* _Rows from a dataset_:
########################################

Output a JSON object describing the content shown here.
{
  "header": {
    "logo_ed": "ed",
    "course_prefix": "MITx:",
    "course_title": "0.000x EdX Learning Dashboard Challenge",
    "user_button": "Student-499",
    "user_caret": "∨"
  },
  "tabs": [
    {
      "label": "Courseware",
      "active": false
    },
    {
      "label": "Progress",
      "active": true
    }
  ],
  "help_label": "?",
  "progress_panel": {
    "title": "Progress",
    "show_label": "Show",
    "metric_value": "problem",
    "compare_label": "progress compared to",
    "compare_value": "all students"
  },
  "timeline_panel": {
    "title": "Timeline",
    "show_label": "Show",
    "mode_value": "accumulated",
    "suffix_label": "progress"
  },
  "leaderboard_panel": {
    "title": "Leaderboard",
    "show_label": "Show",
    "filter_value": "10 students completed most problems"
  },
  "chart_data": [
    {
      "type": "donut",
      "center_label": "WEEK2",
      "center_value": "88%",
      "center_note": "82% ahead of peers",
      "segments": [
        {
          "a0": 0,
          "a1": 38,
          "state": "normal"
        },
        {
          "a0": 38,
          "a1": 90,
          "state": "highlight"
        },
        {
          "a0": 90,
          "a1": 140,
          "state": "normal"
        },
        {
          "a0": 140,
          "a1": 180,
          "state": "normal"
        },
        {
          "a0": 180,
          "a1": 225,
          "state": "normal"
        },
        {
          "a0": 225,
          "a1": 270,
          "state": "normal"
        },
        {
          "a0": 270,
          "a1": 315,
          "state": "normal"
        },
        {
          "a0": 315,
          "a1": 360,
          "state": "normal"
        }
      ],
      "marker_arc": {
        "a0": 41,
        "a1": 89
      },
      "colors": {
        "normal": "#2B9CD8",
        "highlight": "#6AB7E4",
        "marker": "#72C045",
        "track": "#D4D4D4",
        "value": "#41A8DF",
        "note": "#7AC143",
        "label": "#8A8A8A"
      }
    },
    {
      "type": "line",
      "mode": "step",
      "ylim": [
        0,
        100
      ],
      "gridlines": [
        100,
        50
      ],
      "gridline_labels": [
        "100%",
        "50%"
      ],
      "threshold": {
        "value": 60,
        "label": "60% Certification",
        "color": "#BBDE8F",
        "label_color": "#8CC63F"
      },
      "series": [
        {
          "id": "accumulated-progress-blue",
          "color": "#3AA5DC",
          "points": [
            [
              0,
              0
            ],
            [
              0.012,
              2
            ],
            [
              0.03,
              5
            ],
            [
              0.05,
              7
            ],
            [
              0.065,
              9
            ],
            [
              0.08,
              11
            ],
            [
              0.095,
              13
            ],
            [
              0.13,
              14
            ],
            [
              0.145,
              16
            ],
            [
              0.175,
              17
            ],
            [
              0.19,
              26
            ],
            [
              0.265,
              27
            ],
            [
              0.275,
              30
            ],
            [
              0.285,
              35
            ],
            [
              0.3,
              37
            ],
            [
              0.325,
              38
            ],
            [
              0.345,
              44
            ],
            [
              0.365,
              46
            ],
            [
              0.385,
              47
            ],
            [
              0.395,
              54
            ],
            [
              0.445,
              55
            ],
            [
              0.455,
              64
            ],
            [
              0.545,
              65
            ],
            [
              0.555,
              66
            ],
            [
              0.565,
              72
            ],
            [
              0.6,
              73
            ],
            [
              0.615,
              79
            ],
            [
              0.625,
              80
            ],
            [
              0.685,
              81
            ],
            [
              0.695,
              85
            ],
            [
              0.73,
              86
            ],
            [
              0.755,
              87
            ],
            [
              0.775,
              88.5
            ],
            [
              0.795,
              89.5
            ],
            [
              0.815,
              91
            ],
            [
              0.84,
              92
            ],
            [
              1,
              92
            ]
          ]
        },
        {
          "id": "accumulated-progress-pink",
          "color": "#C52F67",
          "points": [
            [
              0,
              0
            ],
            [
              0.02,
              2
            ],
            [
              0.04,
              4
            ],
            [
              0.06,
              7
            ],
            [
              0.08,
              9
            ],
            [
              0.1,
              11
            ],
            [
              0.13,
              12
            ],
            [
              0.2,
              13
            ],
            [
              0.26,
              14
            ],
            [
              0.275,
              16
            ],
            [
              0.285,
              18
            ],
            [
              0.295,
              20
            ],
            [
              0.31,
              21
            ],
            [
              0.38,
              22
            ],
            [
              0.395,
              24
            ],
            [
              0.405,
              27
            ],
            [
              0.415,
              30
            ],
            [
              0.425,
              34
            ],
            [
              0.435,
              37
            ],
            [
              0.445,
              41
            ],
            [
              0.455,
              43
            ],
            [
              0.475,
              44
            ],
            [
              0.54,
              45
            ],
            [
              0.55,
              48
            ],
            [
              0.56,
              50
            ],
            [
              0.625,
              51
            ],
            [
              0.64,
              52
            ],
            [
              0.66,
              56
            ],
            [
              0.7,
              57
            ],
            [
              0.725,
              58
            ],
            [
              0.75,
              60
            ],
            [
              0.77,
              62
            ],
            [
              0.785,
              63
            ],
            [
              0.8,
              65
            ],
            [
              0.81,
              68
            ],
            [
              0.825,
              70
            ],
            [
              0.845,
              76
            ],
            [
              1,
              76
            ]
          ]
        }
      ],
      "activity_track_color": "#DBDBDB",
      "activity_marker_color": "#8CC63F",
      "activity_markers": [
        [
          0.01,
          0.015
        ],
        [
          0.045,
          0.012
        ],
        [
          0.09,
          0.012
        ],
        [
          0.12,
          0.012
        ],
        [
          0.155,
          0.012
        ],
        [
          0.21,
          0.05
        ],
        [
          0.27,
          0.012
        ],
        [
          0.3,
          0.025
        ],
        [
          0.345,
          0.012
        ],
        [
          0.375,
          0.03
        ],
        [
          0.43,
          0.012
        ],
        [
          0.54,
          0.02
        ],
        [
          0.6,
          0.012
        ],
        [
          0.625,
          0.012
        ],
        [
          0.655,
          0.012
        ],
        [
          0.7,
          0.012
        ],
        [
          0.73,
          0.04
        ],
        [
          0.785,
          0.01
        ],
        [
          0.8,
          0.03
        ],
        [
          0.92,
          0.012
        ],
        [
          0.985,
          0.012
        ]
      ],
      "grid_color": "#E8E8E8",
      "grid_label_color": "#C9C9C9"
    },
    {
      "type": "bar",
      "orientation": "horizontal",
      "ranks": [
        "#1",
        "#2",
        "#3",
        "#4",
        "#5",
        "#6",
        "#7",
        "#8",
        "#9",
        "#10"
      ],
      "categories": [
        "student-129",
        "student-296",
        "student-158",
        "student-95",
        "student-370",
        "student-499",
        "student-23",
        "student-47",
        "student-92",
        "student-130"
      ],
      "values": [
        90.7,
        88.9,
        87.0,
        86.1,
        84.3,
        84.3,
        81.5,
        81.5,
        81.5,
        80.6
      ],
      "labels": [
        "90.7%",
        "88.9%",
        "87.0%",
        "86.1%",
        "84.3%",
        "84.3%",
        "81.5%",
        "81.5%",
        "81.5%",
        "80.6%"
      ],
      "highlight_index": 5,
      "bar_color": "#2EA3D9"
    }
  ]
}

########################################

* _Given instruction_:
Output the whole listing above again, word for word.

* _Completed task_:
Output a JSON object describing the content shown here.
{
  "header": {
    "logo_ed": "ed",
    "course_prefix": "MITx:",
    "course_title": "0.000x EdX Learning Dashboard Challenge",
    "user_button": "Student-499",
    "user_caret": "∨"
  },
  "tabs": [
    {
      "label": "Courseware",
      "active": false
    },
    {
      "label": "Progress",
      "active": true
    }
  ],
  "help_label": "?",
  "progress_panel": {
    "title": "Progress",
    "show_label": "Show",
    "metric_value": "problem",
    "compare_label": "progress compared to",
    "compare_value": "all students"
  },
  "timeline_panel": {
    "title": "Timeline",
    "show_label": "Show",
    "mode_value": "accumulated",
    "suffix_label": "progress"
  },
  "leaderboard_panel": {
    "title": "Leaderboard",
    "show_label": "Show",
    "filter_value": "10 students completed most problems"
  },
  "chart_data": [
    {
      "type": "donut",
      "center_label": "WEEK2",
      "center_value": "88%",
      "center_note": "82% ahead of peers",
      "segments": [
        {
          "a0": 0,
          "a1": 38,
          "state": "normal"
        },
        {
          "a0": 38,
          "a1": 90,
          "state": "highlight"
        },
        {
          "a0": 90,
          "a1": 140,
          "state": "normal"
        },
        {
          "a0": 140,
          "a1": 180,
          "state": "normal"
        },
        {
          "a0": 180,
          "a1": 225,
          "state": "normal"
        },
        {
          "a0": 225,
          "a1": 270,
          "state": "normal"
        },
        {
          "a0": 270,
          "a1": 315,
          "state": "normal"
        },
        {
          "a0": 315,
          "a1": 360,
          "state": "normal"
        }
      ],
      "marker_arc": {
        "a0": 41,
        "a1": 89
      },
      "colors": {
        "normal": "#2B9CD8",
        "highlight": "#6AB7E4",
        "marker": "#72C045",
        "track": "#D4D4D4",
        "value": "#41A8DF",
        "note": "#7AC143",
        "label": "#8A8A8A"
      }
    },
    {
      "type": "line",
      "mode": "step",
      "ylim": [
        0,
        100
      ],
      "gridlines": [
        100,
        50
      ],
      "gridline_labels": [
        "100%",
        "50%"
      ],
      "threshold": {
        "value": 60,
        "label": "60% Certification",
        "color": "#BBDE8F",
        "label_color": "#8CC63F"
      },
      "series": [
        {
          "id": "accumulated-progress-blue",
          "color": "#3AA5DC",
          "points": [
            [
              0,
              0
            ],
            [
              0.012,
              2
            ],
            [
              0.03,
              5
            ],
            [
              0.05,
              7
            ],
            [
              0.065,
              9
            ],
            [
              0.08,
              11
            ],
            [
              0.095,
              13
            ],
            [
              0.13,
              14
            ],
            [
              0.145,
              16
            ],
            [
              0.175,
              17
            ],
            [
              0.19,
              26
            ],
            [
              0.265,
              27
            ],
            [
              0.275,
              30
            ],
            [
              0.285,
              35
            ],
            [
              0.3,
              37
            ],
            [
              0.325,
              38
            ],
            [
              0.345,
              44
            ],
            [
              0.365,
              46
            ],
            [
              0.385,
              47
            ],
            [
              0.395,
              54
            ],
            [
              0.445,
              55
            ],
            [
              0.455,
              64
            ],
            [
              0.545,
              65
            ],
            [
              0.555,
              66
            ],
            [
              0.565,
              72
            ],
            [
              0.6,
              73
            ],
            [
              0.615,
              79
            ],
            [
              0.625,
              80
            ],
            [
              0.685,
              81
            ],
            [
              0.695,
              85
            ],
            [
              0.73,
              86
            ],
            [
              0.755,
              87
            ],
            [
              0.775,
              88.5
            ],
            [
              0.795,
              89.5
            ],
            [
              0.815,
              91
            ],
            [
              0.84,
              92
            ],
            [
              1,
              92
            ]
          ]
        },
        {
          "id": "accumulated-progress-pink",
          "color": "#C52F67",
          "points": [
            [
              0,
              0
            ],
            [
              0.02,
              2
            ],
            [
              0.04,
              4
            ],
            [
              0.06,
              7
            ],
            [
              0.08,
              9
            ],
            [
              0.1,
              11
            ],
            [
              0.13,
              12
            ],
            [
              0.2,
              13
            ],
            [
              0.26,
              14
            ],
            [
              0.275,
              16
            ],
            [
              0.285,
              18
            ],
            [
              0.295,
              20
            ],
            [
              0.31,
              21
            ],
            [
              0.38,
              22
            ],
            [
              0.395,
              24
            ],
            [
              0.405,
              27
            ],
            [
              0.415,
              30
            ],
            [
              0.425,
              34
            ],
            [
              0.435,
              37
            ],
            [
              0.445,
              41
            ],
            [
              0.455,
              43
            ],
            [
              0.475,
              44
            ],
            [
              0.54,
              45
            ],
            [
              0.55,
              48
            ],
            [
              0.56,
              50
            ],
            [
              0.625,
              51
            ],
            [
              0.64,
              52
            ],
            [
              0.66,
              56
            ],
            [
              0.7,
              57
            ],
            [
              0.725,
              58
            ],
            [
              0.75,
              60
            ],
            [
              0.77,
              62
            ],
            [
              0.785,
              63
            ],
            [
              0.8,
              65
            ],
            [
              0.81,
              68
            ],
            [
              0.825,
              70
            ],
            [
              0.845,
              76
            ],
            [
              1,
              76
            ]
          ]
        }
      ],
      "activity_track_color": "#DBDBDB",
      "activity_marker_color": "#8CC63F",
      "activity_markers": [
        [
          0.01,
          0.015
        ],
        [
          0.045,
          0.012
        ],
        [
          0.09,
          0.012
        ],
        [
          0.12,
          0.012
        ],
        [
          0.155,
          0.012
        ],
        [
          0.21,
          0.05
        ],
        [
          0.27,
          0.012
        ],
        [
          0.3,
          0.025
        ],
        [
          0.345,
          0.012
        ],
        [
          0.375,
          0.03
        ],
        [
          0.43,
          0.012
        ],
        [
          0.54,
          0.02
        ],
        [
          0.6,
          0.012
        ],
        [
          0.625,
          0.012
        ],
        [
          0.655,
          0.012
        ],
        [
          0.7,
          0.012
        ],
        [
          0.73,
          0.04
        ],
        [
          0.785,
          0.01
        ],
        [
          0.8,
          0.03
        ],
        [
          0.92,
          0.012
        ],
        [
          0.985,
          0.012
        ]
      ],
      "grid_color": "#E8E8E8",
      "grid_label_color": "#C9C9C9"
    },
    {
      "type": "bar",
      "orientation": "horizontal",
      "ranks": [
        "#1",
        "#2",
        "#3",
        "#4",
        "#5",
        "#6",
        "#7",
        "#8",
        "#9",
        "#10"
      ],
      "categories": [
        "student-129",
        "student-296",
        "student-158",
        "student-95",
        "student-370",
        "student-499",
        "student-23",
        "student-47",
        "student-92",
        "student-130"
      ],
      "values": [
        90.7,
        88.9,
        87.0,
        86.1,
        84.3,
        84.3,
        81.5,
        81.5,
        81.5,
        80.6
      ],
      "labels": [
        "90.7%",
        "88.9%",
        "87.0%",
        "86.1%",
        "84.3%",
        "84.3%",
        "81.5%",
        "81.5%",
        "81.5%",
        "80.6%"
      ],
      "highlight_index": 5,
      "bar_color": "#2EA3D9"
    }
  ]
}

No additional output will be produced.